**What to produce:** Find every line below that contains the word "Mário" and copy it out.

___ Dataset content ___

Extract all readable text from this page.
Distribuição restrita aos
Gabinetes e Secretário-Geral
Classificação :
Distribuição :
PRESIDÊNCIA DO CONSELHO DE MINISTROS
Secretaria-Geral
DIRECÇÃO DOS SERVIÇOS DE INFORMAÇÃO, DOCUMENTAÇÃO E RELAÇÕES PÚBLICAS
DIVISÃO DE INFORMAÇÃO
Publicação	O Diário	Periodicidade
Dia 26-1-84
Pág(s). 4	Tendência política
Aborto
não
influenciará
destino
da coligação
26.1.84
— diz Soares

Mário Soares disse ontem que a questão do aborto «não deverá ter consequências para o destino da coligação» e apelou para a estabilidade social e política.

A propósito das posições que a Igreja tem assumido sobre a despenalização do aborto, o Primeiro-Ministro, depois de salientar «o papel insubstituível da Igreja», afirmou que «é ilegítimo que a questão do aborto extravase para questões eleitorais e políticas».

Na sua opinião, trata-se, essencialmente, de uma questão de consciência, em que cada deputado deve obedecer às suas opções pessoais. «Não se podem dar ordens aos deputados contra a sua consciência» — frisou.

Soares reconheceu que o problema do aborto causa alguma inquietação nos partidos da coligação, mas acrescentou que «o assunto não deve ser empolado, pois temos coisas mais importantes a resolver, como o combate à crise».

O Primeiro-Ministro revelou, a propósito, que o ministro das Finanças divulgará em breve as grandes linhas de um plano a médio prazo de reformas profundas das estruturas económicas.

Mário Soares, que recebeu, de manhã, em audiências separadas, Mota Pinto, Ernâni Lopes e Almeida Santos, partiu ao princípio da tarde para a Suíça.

___

**Task result:**
Mário Soares disse ontem que a questão do aborto «não deverá ter consequências para o destino da coligação» e apelou para a estabilidade social e política.
Mário Soares, que recebeu, de manhã, em audiências separadas, Mota Pinto, Ernâni Lopes e Almeida Santos, partiu ao princípio da tarde para a Suíça.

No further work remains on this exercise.